• _Supplied data_
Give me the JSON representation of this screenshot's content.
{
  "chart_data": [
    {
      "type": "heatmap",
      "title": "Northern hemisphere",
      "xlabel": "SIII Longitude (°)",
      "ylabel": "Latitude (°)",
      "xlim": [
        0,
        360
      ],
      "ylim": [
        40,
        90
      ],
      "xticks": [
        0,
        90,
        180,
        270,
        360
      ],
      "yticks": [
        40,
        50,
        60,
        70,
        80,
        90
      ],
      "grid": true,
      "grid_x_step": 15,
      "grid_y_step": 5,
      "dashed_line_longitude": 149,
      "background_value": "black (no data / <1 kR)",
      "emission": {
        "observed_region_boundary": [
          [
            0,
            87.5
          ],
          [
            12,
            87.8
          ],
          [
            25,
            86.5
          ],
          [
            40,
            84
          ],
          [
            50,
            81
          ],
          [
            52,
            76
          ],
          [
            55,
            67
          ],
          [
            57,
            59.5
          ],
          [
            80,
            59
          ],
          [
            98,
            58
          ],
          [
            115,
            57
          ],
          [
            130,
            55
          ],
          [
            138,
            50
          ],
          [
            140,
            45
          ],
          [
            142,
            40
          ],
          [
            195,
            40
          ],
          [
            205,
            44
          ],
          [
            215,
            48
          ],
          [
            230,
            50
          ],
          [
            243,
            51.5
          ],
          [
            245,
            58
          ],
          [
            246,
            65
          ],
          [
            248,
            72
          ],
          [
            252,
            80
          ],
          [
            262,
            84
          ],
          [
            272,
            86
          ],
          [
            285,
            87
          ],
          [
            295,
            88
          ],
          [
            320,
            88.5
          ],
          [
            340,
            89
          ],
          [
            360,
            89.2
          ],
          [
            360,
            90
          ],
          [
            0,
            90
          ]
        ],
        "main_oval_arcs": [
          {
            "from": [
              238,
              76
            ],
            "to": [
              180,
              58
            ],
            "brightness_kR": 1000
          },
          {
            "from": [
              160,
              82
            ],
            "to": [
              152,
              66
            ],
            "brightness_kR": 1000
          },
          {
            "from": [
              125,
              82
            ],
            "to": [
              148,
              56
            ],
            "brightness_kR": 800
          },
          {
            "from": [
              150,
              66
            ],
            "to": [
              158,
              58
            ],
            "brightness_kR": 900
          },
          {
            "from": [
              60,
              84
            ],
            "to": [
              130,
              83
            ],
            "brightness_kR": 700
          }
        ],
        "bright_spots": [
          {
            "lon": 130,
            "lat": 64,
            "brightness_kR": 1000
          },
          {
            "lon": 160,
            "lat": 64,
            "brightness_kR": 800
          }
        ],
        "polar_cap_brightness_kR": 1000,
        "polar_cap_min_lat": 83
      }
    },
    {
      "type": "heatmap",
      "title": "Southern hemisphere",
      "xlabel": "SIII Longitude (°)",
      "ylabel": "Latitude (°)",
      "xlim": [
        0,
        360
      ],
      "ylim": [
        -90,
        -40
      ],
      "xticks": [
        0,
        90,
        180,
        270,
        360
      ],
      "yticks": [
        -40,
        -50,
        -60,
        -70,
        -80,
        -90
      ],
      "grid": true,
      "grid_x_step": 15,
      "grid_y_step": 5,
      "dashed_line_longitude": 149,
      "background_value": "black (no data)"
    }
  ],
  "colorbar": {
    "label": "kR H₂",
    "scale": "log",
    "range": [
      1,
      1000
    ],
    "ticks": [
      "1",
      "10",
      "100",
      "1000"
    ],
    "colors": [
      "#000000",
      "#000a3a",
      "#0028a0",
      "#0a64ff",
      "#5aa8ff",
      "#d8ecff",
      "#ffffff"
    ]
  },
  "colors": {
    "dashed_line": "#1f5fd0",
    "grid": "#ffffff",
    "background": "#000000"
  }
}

• _Problem requirements_
Give back the whole listing, word for word.

• _Solved exercise_
Give me the JSON representation of this screenshot's content.
{
  "chart_data": [
    {
      "type": "heatmap",
      "title": "Northern hemisphere",
      "xlabel": "SIII Longitude (°)",
      "ylabel": "Latitude (°)",
      "xlim": [
        0,
        360
      ],
      "ylim": [
        40,
        90
      ],
      "xticks": [
        0,
        90,
        180,
        270,
        360
      ],
      "yticks": [
        40,
        50,
        60,
        70,
        80,
        90
      ],
      "grid": true,
      "grid_x_step": 15,
      "grid_y_step": 5,
      "dashed_line_longitude": 149,
      "background_value": "black (no data / <1 kR)",
      "emission": {
        "observed_region_boundary": [
          [
            0,
            87.5
          ],
          [
            12,
            87.8
          ],
          [
            25,
            86.5
          ],
          [
            40,
            84
          ],
          [
            50,
            81
          ],
          [
            52,
            76
          ],
          [
            55,
            67
          ],
          [
            57,
            59.5
          ],
          [
            80,
            59
          ],
          [
            98,
            58
          ],
          [
            115,
            57
          ],
          [
            130,
            55
          ],
          [
            138,
            50
          ],
          [
            140,
            45
          ],
          [
            142,
            40
          ],
          [
            195,
            40
          ],
          [
            205,
            44
          ],
          [
            215,
            48
          ],
          [
            230,
            50
          ],
          [
            243,
            51.5
          ],
          [
            245,
            58
          ],
          [
            246,
            65
          ],
          [
            248,
            72
          ],
          [
            252,
            80
          ],
          [
            262,
            84
          ],
          [
            272,
            86
          ],
          [
            285,
            87
          ],
          [
            295,
            88
          ],
          [
            320,
            88.5
          ],
          [
            340,
            89
          ],
          [
            360,
            89.2
          ],
          [
            360,
            90
          ],
          [
            0,
            90
          ]
        ],
        "main_oval_arcs": [
          {
            "from": [
              238,
              76
            ],
            "to": [
              180,
              58
            ],
            "brightness_kR": 1000
          },
          {
            "from": [
              160,
              82
            ],
            "to": [
              152,
              66
            ],
            "brightness_kR": 1000
          },
          {
            "from": [
              125,
              82
            ],
            "to": [
              148,
              56
            ],
            "brightness_kR": 800
          },
          {
            "from": [
              150,
              66
            ],
            "to": [
              158,
              58
            ],
            "brightness_kR": 900
          },
          {
            "from": [
              60,
              84
            ],
            "to": [
              130,
              83
            ],
            "brightness_kR": 700
          }
        ],
        "bright_spots": [
          {
            "lon": 130,
            "lat": 64,
            "brightness_kR": 1000
          },
          {
            "lon": 160,
            "lat": 64,
            "brightness_kR": 800
          }
        ],
        "polar_cap_brightness_kR": 1000,
        "polar_cap_min_lat": 83
      }
    },
    {
      "type": "heatmap",
      "title": "Southern hemisphere",
      "xlabel": "SIII Longitude (°)",
      "ylabel": "Latitude (°)",
      "xlim": [
        0,
        360
      ],
      "ylim": [
        -90,
        -40
      ],
      "xticks": [
        0,
        90,
        180,
        270,
        360
      ],
      "yticks": [
        -40,
        -50,
        -60,
        -70,
        -80,
        -90
      ],
      "grid": true,
      "grid_x_step": 15,
      "grid_y_step": 5,
      "dashed_line_longitude": 149,
      "background_value": "black (no data)"
    }
  ],
  "colorbar": {
    "label": "kR H₂",
    "scale": "log",
    "range": [
      1,
      1000
    ],
    "ticks": [
      "1",
      "10",
      "100",
      "1000"
    ],
    "colors": [
      "#000000",
      "#000a3a",
      "#0028a0",
      "#0a64ff",
      "#5aa8ff",
      "#d8ecff",
      "#ffffff"
    ]
  },
  "colors": {
    "dashed_line": "#1f5fd0",
    "grid": "#ffffff",
    "background": "#000000"
  }
}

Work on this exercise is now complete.